**TASK BRIEF**. Keep the wording of each record exactly the same when you repeat it, and leave out pictures.

-- START EXERCISE MATERIAL --

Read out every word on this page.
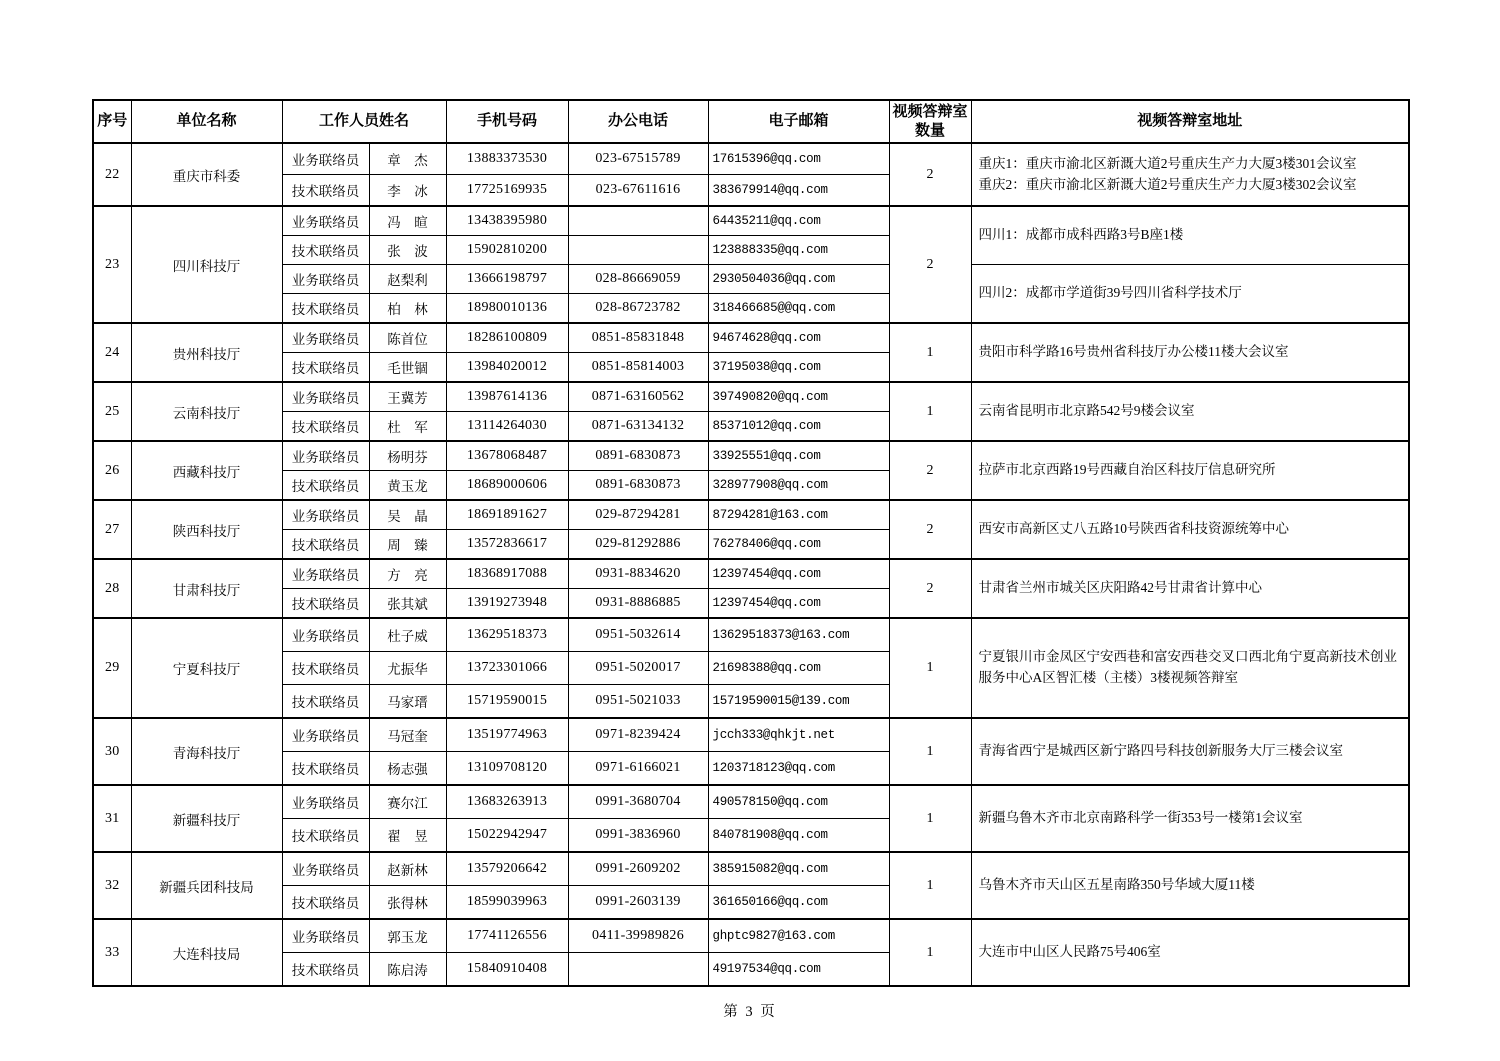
序号	单位名称	工作人员姓名		手机号码	办公电话	电子邮箱	视频答辩室
数量	视频答辩室地址
22	重庆市科委	业务联络员	章　杰	13883373530	023-67515789	17615396@qq.com	2	重庆1：重庆市渝北区新溉大道2号重庆生产力大厦3楼301会议室
重庆2：重庆市渝北区新溉大道2号重庆生产力大厦3楼302会议室

		技术联络员	李　冰	17725169935	023-67611616	383679914@qq.com		
23	四川科技厅	业务联络员	冯　暄	13438395980		64435211@qq.com	2	四川1：成都市成科西路3号B座1楼
		技术联络员	张　波	15902810200		123888335@qq.com		
		业务联络员	赵梨利	13666198797	028-86669059	2930504036@qq.com		四川2：成都市学道街39号四川省科学技术厅
		技术联络员	柏　林	18980010136	028-86723782	318466685@@qq.com		
24	贵州科技厅	业务联络员	陈首位	18286100809	0851-85831848	94674628@qq.com	1	贵阳市科学路16号贵州省科技厅办公楼11楼大会议室
		技术联络员	毛世锢	13984020012	0851-85814003	37195038@qq.com		
25	云南科技厅	业务联络员	王冀芳	13987614136	0871-63160562	397490820@qq.com	1	云南省昆明市北京路542号9楼会议室
		技术联络员	杜　军	13114264030	0871-63134132	85371012@qq.com		
26	西藏科技厅	业务联络员	杨明芬	13678068487	0891-6830873	33925551@qq.com	2	拉萨市北京西路19号西藏自治区科技厅信息研究所
		技术联络员	黄玉龙	18689000606	0891-6830873	328977908@qq.com		
27	陕西科技厅	业务联络员	吴　晶	18691891627	029-87294281	87294281@163.com	2	西安市高新区丈八五路10号陕西省科技资源统筹中心
		技术联络员	周　臻	13572836617	029-81292886	76278406@qq.com		
28	甘肃科技厅	业务联络员	方　亮	18368917088	0931-8834620	12397454@qq.com	2	甘肃省兰州市城关区庆阳路42号甘肃省计算中心
		技术联络员	张其斌	13919273948	0931-8886885	12397454@qq.com		
29	宁夏科技厅	业务联络员	杜子威	13629518373	0951-5032614	13629518373@163.com	1	宁夏银川市金凤区宁安西巷和富安西巷交叉口西北角宁夏高新技术创业服务中心A区智汇楼（主楼）3楼视频答辩室
		技术联络员	尤振华	13723301066	0951-5020017	21698388@qq.com		
		技术联络员	马家瑨	15719590015	0951-5021033	15719590015@139.com		
30	青海科技厅	业务联络员	马冠奎	13519774963	0971-8239424	jcch333@qhkjt.net	1	青海省西宁是城西区新宁路四号科技创新服务大厅三楼会议室
		技术联络员	杨志强	13109708120	0971-6166021	1203718123@qq.com		
31	新疆科技厅	业务联络员	赛尔江	13683263913	0991-3680704	490578150@qq.com	1	新疆乌鲁木齐市北京南路科学一街353号一楼第1会议室
		技术联络员	翟　昱	15022942947	0991-3836960	840781908@qq.com		
32	新疆兵团科技局	业务联络员	赵新林	13579206642	0991-2609202	385915082@qq.com	1	乌鲁木齐市天山区五星南路350号华域大厦11楼
		技术联络员	张得林	18599039963	0991-2603139	361650166@qq.com		
33	大连科技局	业务联络员	郭玉龙	17741126556	0411-39989826	ghptc9827@163.com	1	大连市中山区人民路75号406室
		技术联络员	陈启涛	15840910408		49197534@qq.com		
第 3 页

-- END EXERCISE MATERIAL --

**PROBLEM SOLUTION**.
Read out every word on this page.
序号	单位名称	工作人员姓名		手机号码	办公电话	电子邮箱	视频答辩室
数量	视频答辩室地址
22	重庆市科委	业务联络员	章　杰	13883373530	023-67515789	17615396@qq.com	2	重庆1：重庆市渝北区新溉大道2号重庆生产力大厦3楼301会议室
重庆2：重庆市渝北区新溉大道2号重庆生产力大厦3楼302会议室

		技术联络员	李　冰	17725169935	023-67611616	383679914@qq.com		
23	四川科技厅	业务联络员	冯　暄	13438395980		64435211@qq.com	2	四川1：成都市成科西路3号B座1楼
		技术联络员	张　波	15902810200		123888335@qq.com		
		业务联络员	赵梨利	13666198797	028-86669059	2930504036@qq.com		四川2：成都市学道街39号四川省科学技术厅
		技术联络员	柏　林	18980010136	028-86723782	318466685@@qq.com		
24	贵州科技厅	业务联络员	陈首位	18286100809	0851-85831848	94674628@qq.com	1	贵阳市科学路16号贵州省科技厅办公楼11楼大会议室
		技术联络员	毛世锢	13984020012	0851-85814003	37195038@qq.com		
25	云南科技厅	业务联络员	王冀芳	13987614136	0871-63160562	397490820@qq.com	1	云南省昆明市北京路542号9楼会议室
		技术联络员	杜　军	13114264030	0871-63134132	85371012@qq.com		
26	西藏科技厅	业务联络员	杨明芬	13678068487	0891-6830873	33925551@qq.com	2	拉萨市北京西路19号西藏自治区科技厅信息研究所
		技术联络员	黄玉龙	18689000606	0891-6830873	328977908@qq.com		
27	陕西科技厅	业务联络员	吴　晶	18691891627	029-87294281	87294281@163.com	2	西安市高新区丈八五路10号陕西省科技资源统筹中心
		技术联络员	周　臻	13572836617	029-81292886	76278406@qq.com		
28	甘肃科技厅	业务联络员	方　亮	18368917088	0931-8834620	12397454@qq.com	2	甘肃省兰州市城关区庆阳路42号甘肃省计算中心
		技术联络员	张其斌	13919273948	0931-8886885	12397454@qq.com		
29	宁夏科技厅	业务联络员	杜子威	13629518373	0951-5032614	13629518373@163.com	1	宁夏银川市金凤区宁安西巷和富安西巷交叉口西北角宁夏高新技术创业服务中心A区智汇楼（主楼）3楼视频答辩室
		技术联络员	尤振华	13723301066	0951-5020017	21698388@qq.com		
		技术联络员	马家瑨	15719590015	0951-5021033	15719590015@139.com		
30	青海科技厅	业务联络员	马冠奎	13519774963	0971-8239424	jcch333@qhkjt.net	1	青海省西宁是城西区新宁路四号科技创新服务大厅三楼会议室
		技术联络员	杨志强	13109708120	0971-6166021	1203718123@qq.com		
31	新疆科技厅	业务联络员	赛尔江	13683263913	0991-3680704	490578150@qq.com	1	新疆乌鲁木齐市北京南路科学一街353号一楼第1会议室
		技术联络员	翟　昱	15022942947	0991-3836960	840781908@qq.com		
32	新疆兵团科技局	业务联络员	赵新林	13579206642	0991-2609202	385915082@qq.com	1	乌鲁木齐市天山区五星南路350号华域大厦11楼
		技术联络员	张得林	18599039963	0991-2603139	361650166@qq.com		
33	大连科技局	业务联络员	郭玉龙	17741126556	0411-39989826	ghptc9827@163.com	1	大连市中山区人民路75号406室
		技术联络员	陈启涛	15840910408		49197534@qq.com		
第 3 页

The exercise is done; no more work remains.